KUTIPAN SUMBER:
+-------+

Jumat 24 Jul 2020 14:42 WIB

Kejari Bogor Buru Aset Korupsi Dana Bos Senilai Rp 17,2 M

Pengembalian dana BOS hasil korupsi baru Rp 75 juta.

Rep: Nugroho Habibi/ Red: Ilham Tirta
Tim penyidik Kejari Kota Bogor sedang memeriksa sejumlah berkas terkait penyelewengan dana BOS di Kantor Disdik Kota Bogor, Kamis (16/7).
Foto: Republika/Nugroho Habibi
Tim penyidik Kejari Kota Bogor sedang memeriksa sejumlah berkas terkait penyelewengan dana BOS di Kantor Disdik Kota Bogor, Kamis (16/7).

REPUBLIKA.CO.ID, BOGOR -- Kejaksaan Negeri (Kejari) Kota Bogor kembali menetapkan enam tersangka baru kasus dugaan penyelewengan dana Bantuan Operasional Sekolah (BOS) di Sekolah Dasar (SD) se-Kota Bogor. Saat ini, Kejari tengah memburu aset para tersangka atas kasus yang mengakibatkan kerugian negara sebesar Rp 17,2 miliar.

"Yang jelas kita akan cari aset sebanyak-banyaknya untuk mengembalikan kerugian negara," kata Kepala Kejari Kota Bogor, Bambang Sutrisna dikonfirmasi Jumat (24/7).

Secara keseluruhan, telah ada tujuh tersangka yang ditahan. Satu tersangka berinisial JRR berperan sebagai penyedia jasa percetakan kertas ujian tengah semester (UTS), try out, dan ujian kenaikan kelas tingkat SD se-Kota Bogor ditetapkan pada Senin (13/7). Enam tersangka baru ditetapkan, yakni BS, GN, DD, SB, WH, dan DJ ditetapkan pada Kamis (23/7).

Keenamnya merupakan Kelompok Kerja Kepala Sekolah (K3S) pada tahun 2017 sampai 2019 yang tersebar di enam kecamatan di Kota Bogor. Bahkan, sebagian masih berstatus sebagai Aparatur Sipil Negara (ASN). Sementara, sisanya merupakan mantan ASN yang telah pensiun.

+-------+

TUJUAN LATIHAN: Lanjutkan berita tentang korupsi dana BOS di Kota Bogor, mulai tepat setelah kalimat terakhirnya.

INFORMASI YANG DIBERIKAN:
+-------+

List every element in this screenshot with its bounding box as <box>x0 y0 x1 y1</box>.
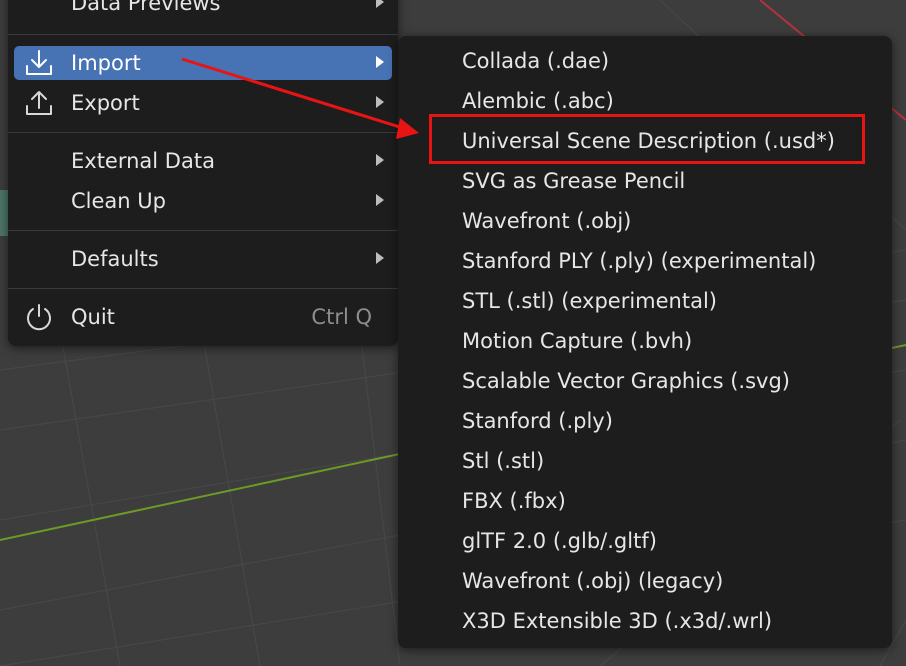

+-------+

JAWABAN:
Bambang menuturkan, pihaknya telah memperoleh pengembalian dana hasil korupsi sebesar Rp 75 juta. Selain itu, Kejari Kota Bogor juga menyita dokumen terkait perkara, mobil Avanza Veloz, dan handphone genggam milik tersangka dari K3S.

Bambang menjelaskan, para pelaku telah berkoordinasi aktif melalui handphone genggam. "Kami sudah menyita Hp, melalui Hp mereka berkomunikasi aktif sekali antara penyedia dan K3S," katanya.

Bambang mengatakan, kejanggalan kasus itu bermula dari Rencana Kegiatan Anggaran Sekolah (RKHS). Seharusnya, RKHS dibuat oleh sekolah dasar dengan melibatkan komite sekolah dan dewan guru. Namun, K3S mengambil alih kegiatan itu dan bekerja sama dengan JRR selaku penyedia percetakan naskah soal.

Bambang mengatakan, nilai kontrak kegiatan tersebut pada 2017 sampai 2019 senilai Rp 22 miliar. Padahal, berdasarkan hitungan harga normal menurut ahli hanya sebesar Rp 4,4 miliar ditambah kegiatan lain Rp 494 juta. Artinya, terdapat kerugian negara mencapai Rp17,2 miliar.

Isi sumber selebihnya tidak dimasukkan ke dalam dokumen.